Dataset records
|---|

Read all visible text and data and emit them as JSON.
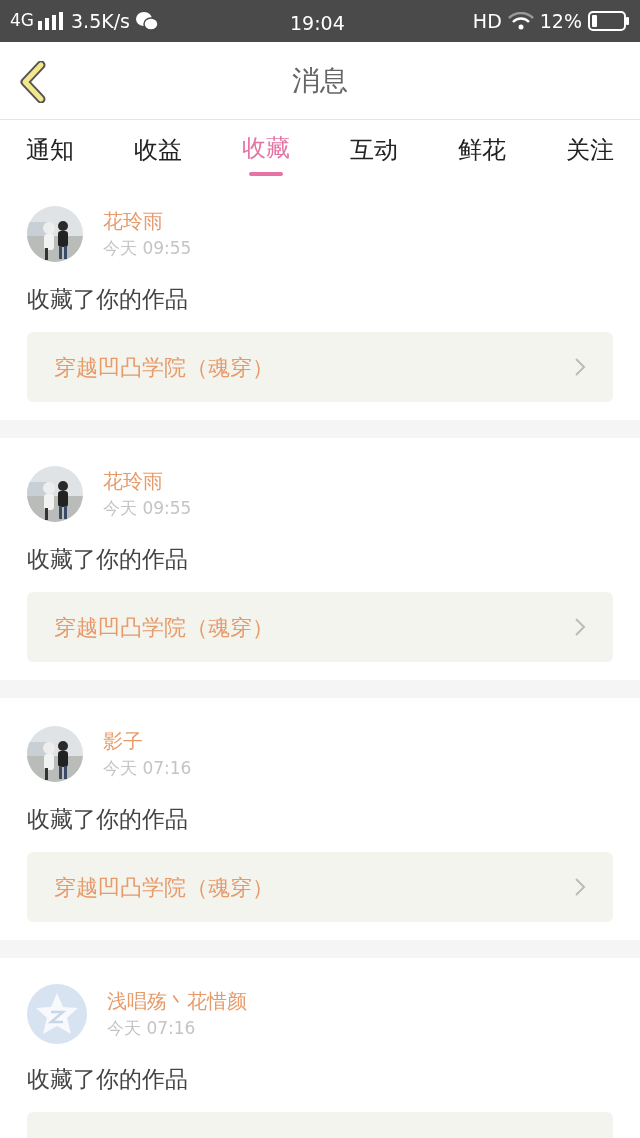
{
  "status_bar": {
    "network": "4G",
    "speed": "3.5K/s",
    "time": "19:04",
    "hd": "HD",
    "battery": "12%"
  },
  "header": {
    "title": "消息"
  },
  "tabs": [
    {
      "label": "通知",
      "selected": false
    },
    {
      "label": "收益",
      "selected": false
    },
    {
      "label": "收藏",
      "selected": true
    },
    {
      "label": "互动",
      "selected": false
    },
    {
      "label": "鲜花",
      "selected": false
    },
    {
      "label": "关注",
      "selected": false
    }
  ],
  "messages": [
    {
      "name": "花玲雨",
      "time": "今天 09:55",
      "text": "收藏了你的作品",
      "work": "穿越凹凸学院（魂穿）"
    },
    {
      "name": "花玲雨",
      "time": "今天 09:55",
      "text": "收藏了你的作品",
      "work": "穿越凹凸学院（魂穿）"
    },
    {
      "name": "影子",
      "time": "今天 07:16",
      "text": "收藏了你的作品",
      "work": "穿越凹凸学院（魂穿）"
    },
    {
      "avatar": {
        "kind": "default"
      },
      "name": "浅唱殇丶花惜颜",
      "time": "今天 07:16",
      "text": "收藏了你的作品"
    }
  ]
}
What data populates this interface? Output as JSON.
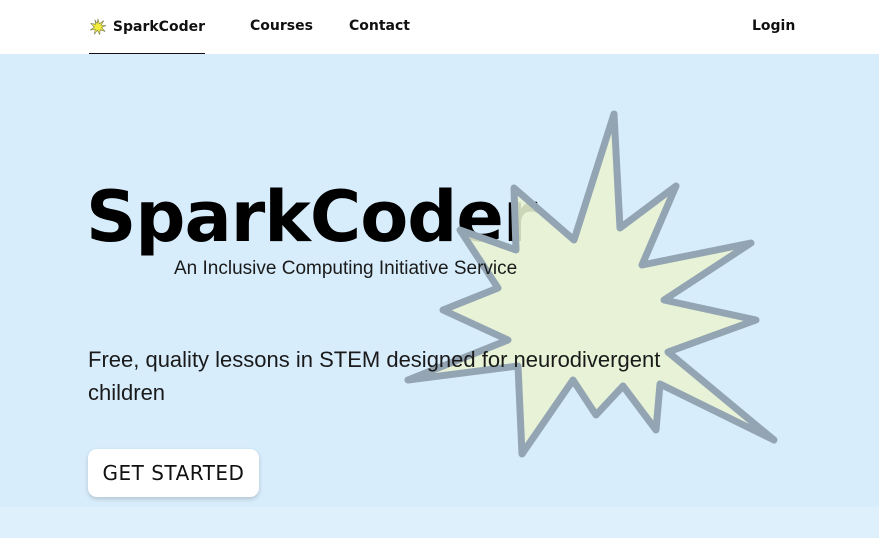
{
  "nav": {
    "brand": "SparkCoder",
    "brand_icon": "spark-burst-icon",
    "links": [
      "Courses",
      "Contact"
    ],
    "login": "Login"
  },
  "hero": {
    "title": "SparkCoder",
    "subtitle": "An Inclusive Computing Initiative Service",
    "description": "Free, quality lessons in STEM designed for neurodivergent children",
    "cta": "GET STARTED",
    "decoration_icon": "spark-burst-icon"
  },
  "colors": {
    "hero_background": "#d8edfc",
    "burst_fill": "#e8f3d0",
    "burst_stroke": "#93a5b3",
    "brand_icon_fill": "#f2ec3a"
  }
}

|---|

Restate the full listing verbatim and drop every picture.

• _RESPONSE BELOW_:
Read all visible text and data and emit them as JSON.
{
  "status_bar": {
    "network": "4G",
    "speed": "3.5K/s",
    "time": "19:04",
    "hd": "HD",
    "battery": "12%"
  },
  "header": {
    "title": "消息"
  },
  "tabs": [
    {
      "label": "通知",
      "selected": false
    },
    {
      "label": "收益",
      "selected": false
    },
    {
      "label": "收藏",
      "selected": true
    },
    {
      "label": "互动",
      "selected": false
    },
    {
      "label": "鲜花",
      "selected": false
    },
    {
      "label": "关注",
      "selected": false
    }
  ],
  "messages": [
    {
      "name": "花玲雨",
      "time": "今天 09:55",
      "text": "收藏了你的作品",
      "work": "穿越凹凸学院（魂穿）"
    },
    {
      "name": "花玲雨",
      "time": "今天 09:55",
      "text": "收藏了你的作品",
      "work": "穿越凹凸学院（魂穿）"
    },
    {
      "name": "影子",
      "time": "今天 07:16",
      "text": "收藏了你的作品",
      "work": "穿越凹凸学院（魂穿）"
    },
    {
      "avatar": {
        "kind": "default"
      },
      "name": "浅唱殇丶花惜颜",
      "time": "今天 07:16",
      "text": "收藏了你的作品"
    }
  ]
}
What data populates this interface? Output as JSON.
{
  "nav": {
    "brand": "SparkCoder",
    "brand_icon": "spark-burst-icon",
    "links": [
      "Courses",
      "Contact"
    ],
    "login": "Login"
  },
  "hero": {
    "title": "SparkCoder",
    "subtitle": "An Inclusive Computing Initiative Service",
    "description": "Free, quality lessons in STEM designed for neurodivergent children",
    "cta": "GET STARTED",
    "decoration_icon": "spark-burst-icon"
  },
  "colors": {
    "hero_background": "#d8edfc",
    "burst_fill": "#e8f3d0",
    "burst_stroke": "#93a5b3",
    "brand_icon_fill": "#f2ec3a"
  }
}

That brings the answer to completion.